>> START Stored rows

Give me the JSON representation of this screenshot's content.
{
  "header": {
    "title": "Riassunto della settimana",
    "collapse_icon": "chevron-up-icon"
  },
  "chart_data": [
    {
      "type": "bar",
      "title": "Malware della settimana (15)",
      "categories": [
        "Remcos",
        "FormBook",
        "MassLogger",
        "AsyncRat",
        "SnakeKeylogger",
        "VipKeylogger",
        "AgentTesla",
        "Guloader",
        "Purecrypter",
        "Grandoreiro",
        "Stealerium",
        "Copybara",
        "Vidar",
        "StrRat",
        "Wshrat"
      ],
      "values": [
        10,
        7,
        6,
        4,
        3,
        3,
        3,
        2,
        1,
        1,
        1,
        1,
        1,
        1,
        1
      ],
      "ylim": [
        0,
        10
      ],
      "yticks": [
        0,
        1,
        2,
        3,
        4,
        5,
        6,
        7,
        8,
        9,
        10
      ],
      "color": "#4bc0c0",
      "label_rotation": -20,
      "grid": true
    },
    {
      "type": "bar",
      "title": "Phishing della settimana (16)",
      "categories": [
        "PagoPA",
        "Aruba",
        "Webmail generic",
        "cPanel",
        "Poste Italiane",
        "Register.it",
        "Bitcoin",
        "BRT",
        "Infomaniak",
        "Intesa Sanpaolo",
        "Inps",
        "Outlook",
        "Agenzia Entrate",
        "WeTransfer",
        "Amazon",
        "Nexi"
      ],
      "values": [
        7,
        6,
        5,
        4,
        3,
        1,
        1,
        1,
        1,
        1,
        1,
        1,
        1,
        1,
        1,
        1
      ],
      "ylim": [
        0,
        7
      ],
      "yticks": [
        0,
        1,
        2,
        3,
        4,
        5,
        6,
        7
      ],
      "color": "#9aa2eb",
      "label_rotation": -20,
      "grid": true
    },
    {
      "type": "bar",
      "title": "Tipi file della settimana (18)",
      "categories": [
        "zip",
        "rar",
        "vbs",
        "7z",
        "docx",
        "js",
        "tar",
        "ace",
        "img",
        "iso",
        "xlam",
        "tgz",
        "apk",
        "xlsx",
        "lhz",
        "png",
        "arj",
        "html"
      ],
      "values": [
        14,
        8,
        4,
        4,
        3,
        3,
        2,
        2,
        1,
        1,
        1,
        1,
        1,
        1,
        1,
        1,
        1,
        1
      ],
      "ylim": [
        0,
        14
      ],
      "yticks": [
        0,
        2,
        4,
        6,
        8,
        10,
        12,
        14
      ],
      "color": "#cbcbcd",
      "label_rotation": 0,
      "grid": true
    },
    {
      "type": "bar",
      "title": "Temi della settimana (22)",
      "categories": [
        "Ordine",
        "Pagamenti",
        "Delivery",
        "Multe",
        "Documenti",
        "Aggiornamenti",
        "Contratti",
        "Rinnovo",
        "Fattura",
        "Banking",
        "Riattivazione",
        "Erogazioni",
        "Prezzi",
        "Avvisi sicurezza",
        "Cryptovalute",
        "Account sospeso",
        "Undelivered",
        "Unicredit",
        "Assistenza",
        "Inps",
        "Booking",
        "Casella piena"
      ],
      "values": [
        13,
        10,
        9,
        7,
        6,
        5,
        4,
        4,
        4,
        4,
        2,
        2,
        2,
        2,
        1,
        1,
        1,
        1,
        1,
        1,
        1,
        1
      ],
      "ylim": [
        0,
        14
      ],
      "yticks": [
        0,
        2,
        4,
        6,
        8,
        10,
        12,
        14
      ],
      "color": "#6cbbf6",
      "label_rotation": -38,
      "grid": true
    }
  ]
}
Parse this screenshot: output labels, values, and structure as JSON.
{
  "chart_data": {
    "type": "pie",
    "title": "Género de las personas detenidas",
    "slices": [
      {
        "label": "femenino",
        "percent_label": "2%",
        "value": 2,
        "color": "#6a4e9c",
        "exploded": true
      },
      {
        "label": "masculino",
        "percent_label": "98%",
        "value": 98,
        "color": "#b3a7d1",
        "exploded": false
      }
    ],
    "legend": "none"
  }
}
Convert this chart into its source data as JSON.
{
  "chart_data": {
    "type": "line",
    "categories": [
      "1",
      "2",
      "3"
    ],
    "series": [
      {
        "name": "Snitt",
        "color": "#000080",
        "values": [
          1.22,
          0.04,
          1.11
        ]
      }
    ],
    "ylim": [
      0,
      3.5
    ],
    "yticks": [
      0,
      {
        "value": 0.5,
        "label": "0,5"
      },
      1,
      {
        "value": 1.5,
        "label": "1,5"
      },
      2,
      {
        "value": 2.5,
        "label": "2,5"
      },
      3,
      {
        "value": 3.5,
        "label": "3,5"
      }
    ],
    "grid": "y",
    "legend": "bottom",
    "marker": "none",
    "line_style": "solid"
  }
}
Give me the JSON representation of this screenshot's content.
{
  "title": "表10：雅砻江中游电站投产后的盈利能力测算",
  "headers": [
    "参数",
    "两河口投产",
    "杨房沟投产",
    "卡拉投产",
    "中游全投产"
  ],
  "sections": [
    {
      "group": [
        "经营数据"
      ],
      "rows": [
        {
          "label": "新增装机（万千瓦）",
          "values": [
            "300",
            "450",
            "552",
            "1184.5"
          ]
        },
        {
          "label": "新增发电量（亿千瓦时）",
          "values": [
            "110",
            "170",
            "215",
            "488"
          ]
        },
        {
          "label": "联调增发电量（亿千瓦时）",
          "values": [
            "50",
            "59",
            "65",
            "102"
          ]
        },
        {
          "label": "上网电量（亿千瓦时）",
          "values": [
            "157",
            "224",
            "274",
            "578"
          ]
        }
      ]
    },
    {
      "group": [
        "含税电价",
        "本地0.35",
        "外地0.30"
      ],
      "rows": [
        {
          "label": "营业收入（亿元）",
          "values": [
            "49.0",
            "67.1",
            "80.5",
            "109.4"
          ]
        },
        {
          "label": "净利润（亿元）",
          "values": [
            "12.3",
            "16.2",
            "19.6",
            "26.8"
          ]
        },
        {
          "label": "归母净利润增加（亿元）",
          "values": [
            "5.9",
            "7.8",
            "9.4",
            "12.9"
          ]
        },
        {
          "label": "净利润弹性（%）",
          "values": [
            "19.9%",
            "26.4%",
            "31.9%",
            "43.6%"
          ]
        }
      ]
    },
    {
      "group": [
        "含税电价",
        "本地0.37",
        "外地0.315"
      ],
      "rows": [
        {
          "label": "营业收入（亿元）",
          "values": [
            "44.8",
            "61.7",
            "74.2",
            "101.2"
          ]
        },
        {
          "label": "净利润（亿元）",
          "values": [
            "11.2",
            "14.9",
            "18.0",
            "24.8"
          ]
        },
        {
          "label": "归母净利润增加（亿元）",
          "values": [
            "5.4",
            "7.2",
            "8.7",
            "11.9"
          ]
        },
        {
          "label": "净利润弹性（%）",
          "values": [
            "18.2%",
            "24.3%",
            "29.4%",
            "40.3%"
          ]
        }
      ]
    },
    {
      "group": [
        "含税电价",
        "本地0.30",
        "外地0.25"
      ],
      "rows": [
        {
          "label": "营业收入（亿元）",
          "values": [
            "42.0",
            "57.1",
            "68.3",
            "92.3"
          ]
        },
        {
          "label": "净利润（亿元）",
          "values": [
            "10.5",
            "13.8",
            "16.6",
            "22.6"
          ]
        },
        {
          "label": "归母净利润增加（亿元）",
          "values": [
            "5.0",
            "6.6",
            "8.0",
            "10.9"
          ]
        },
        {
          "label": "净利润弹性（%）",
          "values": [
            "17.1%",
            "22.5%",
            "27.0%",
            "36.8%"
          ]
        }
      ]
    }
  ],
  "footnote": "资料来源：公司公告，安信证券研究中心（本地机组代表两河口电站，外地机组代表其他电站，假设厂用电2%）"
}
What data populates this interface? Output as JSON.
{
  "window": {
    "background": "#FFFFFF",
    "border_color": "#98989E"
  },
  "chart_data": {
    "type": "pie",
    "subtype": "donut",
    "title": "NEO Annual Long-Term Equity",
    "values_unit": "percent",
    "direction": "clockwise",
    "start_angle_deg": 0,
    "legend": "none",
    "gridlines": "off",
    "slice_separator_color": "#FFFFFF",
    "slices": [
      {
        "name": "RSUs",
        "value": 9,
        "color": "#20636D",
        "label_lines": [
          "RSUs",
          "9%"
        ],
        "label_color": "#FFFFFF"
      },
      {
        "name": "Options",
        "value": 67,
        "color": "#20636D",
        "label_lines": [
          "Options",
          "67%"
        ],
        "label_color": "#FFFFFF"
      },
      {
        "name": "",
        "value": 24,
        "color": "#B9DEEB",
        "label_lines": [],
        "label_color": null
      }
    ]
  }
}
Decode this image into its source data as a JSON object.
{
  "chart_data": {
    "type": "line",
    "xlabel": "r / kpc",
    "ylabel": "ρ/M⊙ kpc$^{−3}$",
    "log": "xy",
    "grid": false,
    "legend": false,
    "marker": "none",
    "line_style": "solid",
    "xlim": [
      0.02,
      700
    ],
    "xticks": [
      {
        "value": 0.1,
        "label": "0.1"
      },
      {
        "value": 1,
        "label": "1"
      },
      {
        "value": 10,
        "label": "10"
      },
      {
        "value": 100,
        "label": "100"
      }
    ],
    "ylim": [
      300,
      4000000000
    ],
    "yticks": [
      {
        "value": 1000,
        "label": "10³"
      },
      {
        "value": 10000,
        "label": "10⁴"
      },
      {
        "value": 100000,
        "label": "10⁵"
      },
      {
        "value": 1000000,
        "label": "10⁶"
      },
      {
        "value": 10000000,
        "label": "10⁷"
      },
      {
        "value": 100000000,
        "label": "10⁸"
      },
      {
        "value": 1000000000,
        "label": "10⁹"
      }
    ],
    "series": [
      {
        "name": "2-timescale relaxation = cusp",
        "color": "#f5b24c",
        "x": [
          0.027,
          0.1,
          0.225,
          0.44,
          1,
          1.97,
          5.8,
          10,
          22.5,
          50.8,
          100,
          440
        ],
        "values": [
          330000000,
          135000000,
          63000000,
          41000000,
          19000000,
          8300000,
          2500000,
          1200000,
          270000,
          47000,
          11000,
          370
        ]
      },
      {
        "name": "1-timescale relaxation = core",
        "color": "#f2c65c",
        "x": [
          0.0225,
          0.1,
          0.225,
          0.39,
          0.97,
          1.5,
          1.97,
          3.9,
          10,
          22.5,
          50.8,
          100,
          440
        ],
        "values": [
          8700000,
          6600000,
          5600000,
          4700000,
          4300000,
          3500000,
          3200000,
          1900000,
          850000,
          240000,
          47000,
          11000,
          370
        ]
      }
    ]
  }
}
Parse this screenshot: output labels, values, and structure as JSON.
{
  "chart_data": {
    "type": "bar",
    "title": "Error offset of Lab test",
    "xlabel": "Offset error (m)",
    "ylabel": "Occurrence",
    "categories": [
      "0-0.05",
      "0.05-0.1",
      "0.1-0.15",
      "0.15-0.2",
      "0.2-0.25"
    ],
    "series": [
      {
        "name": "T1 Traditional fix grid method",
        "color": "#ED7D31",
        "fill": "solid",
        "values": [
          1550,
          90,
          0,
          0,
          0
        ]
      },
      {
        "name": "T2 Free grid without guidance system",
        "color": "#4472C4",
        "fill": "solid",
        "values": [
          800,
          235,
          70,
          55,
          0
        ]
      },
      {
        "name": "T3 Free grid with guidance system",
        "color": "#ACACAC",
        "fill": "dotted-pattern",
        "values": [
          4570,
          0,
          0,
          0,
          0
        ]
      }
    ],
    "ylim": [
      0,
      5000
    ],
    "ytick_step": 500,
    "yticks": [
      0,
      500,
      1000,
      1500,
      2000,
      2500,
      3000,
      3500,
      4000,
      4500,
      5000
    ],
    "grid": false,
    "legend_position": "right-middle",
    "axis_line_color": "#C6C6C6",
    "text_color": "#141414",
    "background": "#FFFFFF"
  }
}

>> END Stored rows

• _What you need to do_
The answer must consist solely of the number of lines in the entries that contain the word "settimana".

• _Task solution_
5